PROBLEM: Scan the lines below for "выплачивает"; report the number of lines that contain it, and only that.

Items listed in a dataset:
■ ■ ■ ■
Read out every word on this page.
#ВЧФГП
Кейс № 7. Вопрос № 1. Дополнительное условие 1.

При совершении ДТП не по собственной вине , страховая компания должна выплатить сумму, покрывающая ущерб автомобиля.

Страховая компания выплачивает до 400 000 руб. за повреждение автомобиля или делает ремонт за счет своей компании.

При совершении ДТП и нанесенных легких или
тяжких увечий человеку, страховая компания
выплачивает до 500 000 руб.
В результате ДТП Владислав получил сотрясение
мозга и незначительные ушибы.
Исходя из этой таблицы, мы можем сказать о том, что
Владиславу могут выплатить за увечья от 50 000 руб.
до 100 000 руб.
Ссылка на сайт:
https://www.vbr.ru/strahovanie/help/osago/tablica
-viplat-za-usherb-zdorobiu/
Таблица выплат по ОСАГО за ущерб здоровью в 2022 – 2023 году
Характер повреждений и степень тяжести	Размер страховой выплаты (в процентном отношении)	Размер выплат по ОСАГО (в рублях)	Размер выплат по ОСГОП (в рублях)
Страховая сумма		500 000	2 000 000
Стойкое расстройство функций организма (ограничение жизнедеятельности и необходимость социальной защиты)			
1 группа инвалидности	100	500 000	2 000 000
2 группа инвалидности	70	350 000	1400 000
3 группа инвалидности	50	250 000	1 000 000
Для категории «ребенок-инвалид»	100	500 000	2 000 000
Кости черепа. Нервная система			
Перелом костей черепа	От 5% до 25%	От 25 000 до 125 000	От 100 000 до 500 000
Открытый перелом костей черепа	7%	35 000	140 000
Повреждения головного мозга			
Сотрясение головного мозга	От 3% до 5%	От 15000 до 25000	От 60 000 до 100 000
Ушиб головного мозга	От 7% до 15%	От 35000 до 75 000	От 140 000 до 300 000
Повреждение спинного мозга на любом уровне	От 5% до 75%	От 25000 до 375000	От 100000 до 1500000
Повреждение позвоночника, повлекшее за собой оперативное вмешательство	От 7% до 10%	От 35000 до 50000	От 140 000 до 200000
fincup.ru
■ ■ ■ ■
SOLUTION TO THIS PROBLEM: 2